(Task requirements):
Records follow. Copy every line with "上海古籍出版社".

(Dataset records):

┄┄┄┄┄┄┄┄┄┄┄┄┄┄┄┄┄┄┄┄

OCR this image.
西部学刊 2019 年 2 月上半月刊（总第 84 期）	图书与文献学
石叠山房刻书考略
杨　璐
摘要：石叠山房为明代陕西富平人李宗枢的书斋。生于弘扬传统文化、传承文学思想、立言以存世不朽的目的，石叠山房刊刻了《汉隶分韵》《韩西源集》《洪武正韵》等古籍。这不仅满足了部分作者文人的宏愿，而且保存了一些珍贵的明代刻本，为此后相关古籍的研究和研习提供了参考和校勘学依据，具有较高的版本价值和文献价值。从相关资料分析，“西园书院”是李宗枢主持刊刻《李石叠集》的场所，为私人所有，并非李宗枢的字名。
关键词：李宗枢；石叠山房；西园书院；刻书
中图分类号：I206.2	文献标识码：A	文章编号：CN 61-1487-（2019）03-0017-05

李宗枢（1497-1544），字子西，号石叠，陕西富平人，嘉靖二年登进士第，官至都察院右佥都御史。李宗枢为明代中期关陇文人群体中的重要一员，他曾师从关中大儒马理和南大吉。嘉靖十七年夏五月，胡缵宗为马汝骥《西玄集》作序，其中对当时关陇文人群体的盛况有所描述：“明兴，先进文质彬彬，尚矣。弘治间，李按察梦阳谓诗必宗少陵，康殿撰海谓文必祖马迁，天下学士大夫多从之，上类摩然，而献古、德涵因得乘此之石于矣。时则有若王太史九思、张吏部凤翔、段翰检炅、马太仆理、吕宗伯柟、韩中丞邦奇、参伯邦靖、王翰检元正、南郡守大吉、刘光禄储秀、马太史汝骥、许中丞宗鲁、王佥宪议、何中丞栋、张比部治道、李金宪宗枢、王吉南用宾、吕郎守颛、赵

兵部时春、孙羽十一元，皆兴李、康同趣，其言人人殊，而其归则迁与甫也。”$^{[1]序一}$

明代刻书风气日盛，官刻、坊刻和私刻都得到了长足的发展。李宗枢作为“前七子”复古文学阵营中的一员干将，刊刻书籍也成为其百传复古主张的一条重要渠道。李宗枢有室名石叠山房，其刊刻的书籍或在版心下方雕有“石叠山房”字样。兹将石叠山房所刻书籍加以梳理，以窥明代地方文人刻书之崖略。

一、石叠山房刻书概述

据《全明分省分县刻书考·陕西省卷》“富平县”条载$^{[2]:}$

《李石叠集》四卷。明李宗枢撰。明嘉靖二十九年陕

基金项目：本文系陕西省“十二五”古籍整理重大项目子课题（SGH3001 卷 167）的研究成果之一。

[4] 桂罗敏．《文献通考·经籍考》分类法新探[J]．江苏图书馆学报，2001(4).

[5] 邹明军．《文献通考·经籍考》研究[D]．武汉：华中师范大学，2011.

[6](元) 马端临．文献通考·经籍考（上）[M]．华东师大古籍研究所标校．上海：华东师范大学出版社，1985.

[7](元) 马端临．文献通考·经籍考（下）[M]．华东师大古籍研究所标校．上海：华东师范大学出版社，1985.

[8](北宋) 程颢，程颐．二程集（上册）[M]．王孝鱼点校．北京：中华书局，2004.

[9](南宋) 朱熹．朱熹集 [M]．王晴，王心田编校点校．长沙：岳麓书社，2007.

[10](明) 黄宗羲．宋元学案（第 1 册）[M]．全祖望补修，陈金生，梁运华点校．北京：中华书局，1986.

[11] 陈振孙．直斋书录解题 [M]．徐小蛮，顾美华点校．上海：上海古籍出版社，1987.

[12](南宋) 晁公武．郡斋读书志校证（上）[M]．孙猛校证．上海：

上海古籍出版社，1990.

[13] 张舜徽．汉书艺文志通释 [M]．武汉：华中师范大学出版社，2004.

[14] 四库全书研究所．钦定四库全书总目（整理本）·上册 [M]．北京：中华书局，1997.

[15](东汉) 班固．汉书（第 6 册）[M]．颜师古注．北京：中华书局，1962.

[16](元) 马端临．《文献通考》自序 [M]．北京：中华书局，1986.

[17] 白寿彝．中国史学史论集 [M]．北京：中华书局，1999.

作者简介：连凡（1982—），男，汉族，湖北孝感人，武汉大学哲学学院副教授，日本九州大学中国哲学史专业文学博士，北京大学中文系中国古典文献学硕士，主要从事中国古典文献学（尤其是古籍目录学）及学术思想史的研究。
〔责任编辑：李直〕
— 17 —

┄┄┄┄┄┄┄┄┄┄┄┄┄┄┄┄┄┄┄┄

(Solution to this exercise):
[11] 陈振孙．直斋书录解题 [M]．徐小蛮，顾美华点校．上海：上海古籍出版社，1987.
上海古籍出版社，1990.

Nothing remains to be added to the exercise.